— START ENTRIES —
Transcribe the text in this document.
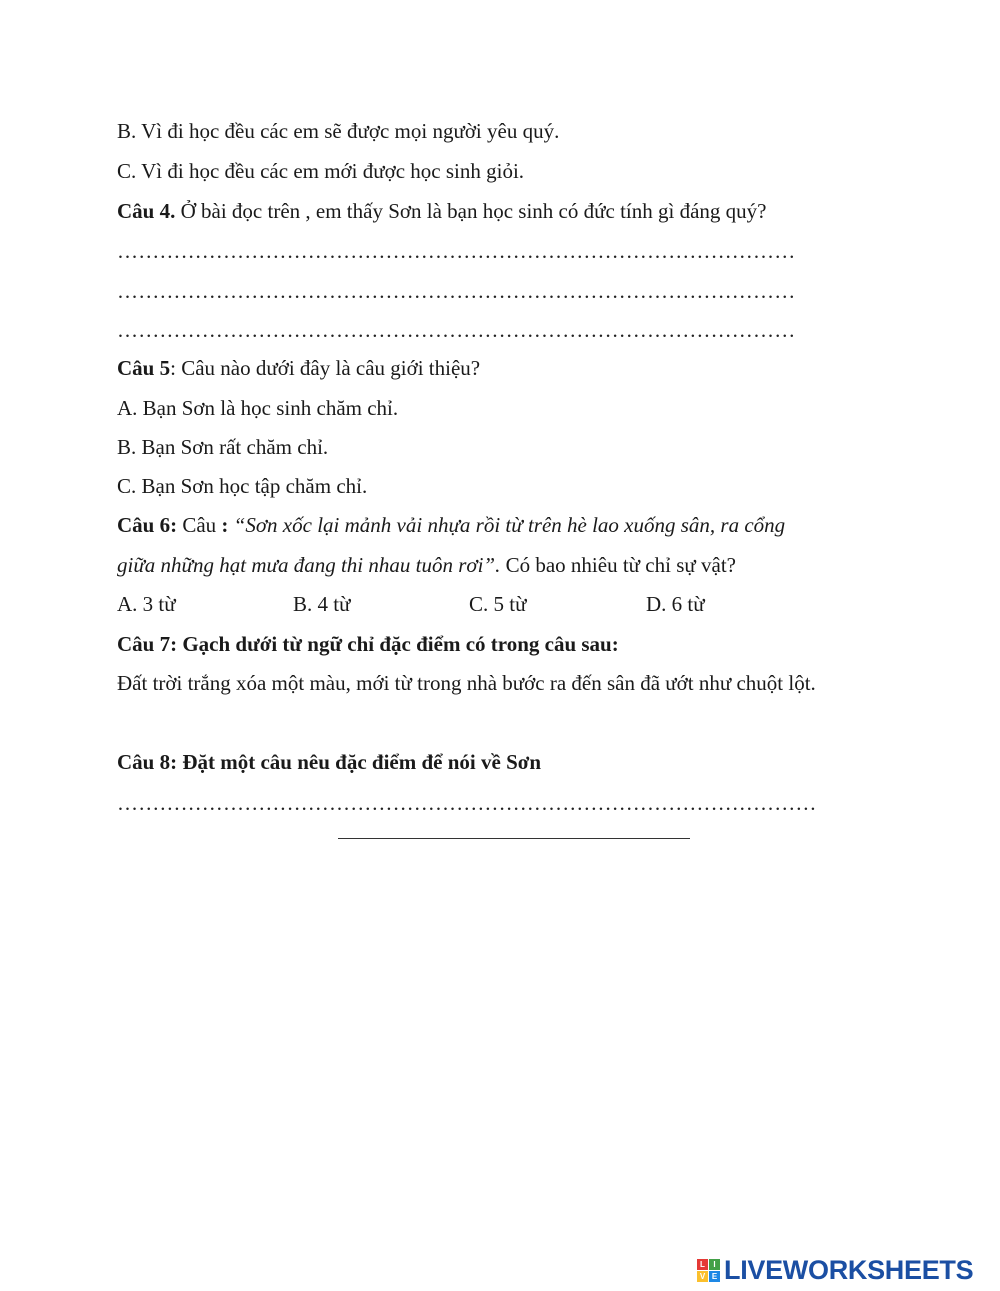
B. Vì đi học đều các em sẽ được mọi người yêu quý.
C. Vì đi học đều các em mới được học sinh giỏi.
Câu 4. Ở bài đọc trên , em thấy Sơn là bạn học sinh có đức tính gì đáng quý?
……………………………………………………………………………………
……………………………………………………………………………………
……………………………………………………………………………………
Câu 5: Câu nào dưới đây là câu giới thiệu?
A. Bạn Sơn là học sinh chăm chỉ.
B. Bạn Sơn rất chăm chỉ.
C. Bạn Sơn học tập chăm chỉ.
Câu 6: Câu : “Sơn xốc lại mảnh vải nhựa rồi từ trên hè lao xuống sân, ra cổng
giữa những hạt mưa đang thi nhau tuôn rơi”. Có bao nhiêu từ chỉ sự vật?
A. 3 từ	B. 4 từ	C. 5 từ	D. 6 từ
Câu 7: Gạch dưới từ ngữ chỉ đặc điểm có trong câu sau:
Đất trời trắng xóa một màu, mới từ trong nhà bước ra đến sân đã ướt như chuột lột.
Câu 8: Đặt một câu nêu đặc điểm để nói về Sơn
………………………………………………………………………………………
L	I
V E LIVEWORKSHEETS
— END ENTRIES —
### TASK DESCRIPTION
Collect, from the material above, every line containing the word "trong".

### TASK SOLUTION
Câu 7: Gạch dưới từ ngữ chỉ đặc điểm có trong câu sau:
Đất trời trắng xóa một màu, mới từ trong nhà bước ra đến sân đã ướt như chuột lột.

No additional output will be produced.